## BEGIN Source data
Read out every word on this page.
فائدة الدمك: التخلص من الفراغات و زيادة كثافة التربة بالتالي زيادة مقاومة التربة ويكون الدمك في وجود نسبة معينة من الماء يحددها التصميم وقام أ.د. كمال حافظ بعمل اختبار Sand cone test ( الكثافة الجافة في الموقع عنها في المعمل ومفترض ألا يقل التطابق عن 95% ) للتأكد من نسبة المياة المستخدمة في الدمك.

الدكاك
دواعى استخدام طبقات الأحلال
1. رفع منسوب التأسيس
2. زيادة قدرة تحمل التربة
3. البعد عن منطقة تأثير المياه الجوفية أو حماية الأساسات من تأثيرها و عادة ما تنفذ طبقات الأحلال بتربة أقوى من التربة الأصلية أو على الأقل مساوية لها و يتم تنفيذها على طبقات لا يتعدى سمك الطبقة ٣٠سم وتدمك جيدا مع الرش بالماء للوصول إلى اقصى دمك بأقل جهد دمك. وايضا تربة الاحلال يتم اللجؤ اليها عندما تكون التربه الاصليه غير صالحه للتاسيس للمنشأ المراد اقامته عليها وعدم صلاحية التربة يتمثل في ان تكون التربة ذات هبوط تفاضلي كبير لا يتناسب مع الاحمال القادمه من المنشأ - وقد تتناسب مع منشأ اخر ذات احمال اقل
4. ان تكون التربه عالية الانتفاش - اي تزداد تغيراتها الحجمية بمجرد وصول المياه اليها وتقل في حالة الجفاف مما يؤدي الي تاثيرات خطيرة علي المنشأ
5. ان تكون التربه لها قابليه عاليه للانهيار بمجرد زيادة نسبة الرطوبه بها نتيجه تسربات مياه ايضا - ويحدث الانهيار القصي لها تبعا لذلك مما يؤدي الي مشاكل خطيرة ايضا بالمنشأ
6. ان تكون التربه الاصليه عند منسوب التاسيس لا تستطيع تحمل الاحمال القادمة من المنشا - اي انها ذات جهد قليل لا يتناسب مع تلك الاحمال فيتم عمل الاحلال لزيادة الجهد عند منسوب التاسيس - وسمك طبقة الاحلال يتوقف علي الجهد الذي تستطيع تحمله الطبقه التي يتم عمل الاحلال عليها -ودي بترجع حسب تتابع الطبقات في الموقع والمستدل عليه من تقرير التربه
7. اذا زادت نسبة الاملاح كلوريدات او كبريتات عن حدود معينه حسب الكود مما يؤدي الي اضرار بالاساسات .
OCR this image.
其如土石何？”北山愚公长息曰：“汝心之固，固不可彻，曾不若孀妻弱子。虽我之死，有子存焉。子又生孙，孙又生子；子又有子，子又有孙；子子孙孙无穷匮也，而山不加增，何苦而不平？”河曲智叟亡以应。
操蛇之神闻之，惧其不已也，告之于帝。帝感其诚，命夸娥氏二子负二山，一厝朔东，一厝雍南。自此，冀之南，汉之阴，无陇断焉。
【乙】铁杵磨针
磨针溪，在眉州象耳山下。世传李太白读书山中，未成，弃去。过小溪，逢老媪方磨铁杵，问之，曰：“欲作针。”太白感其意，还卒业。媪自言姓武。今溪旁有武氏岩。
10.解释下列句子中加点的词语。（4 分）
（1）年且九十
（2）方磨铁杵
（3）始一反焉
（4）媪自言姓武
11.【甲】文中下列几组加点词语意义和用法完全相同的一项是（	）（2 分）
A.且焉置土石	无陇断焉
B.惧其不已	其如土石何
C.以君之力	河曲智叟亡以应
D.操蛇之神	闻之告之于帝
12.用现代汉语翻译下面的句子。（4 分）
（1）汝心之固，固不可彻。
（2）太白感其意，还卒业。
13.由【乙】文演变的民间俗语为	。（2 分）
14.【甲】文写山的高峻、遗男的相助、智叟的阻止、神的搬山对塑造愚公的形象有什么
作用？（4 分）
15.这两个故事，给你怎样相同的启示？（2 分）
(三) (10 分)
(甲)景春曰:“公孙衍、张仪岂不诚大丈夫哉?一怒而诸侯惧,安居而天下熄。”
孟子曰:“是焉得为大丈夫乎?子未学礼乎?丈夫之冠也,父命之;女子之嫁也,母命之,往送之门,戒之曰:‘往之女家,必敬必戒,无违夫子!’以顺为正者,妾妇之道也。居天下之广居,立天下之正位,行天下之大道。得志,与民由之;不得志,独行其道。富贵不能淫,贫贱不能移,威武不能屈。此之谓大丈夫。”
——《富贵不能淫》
## END Source data
*Exercise instructions*
Answer with one number: how many lines of the entries above include the word "汝心之固".

*Response to the task*
2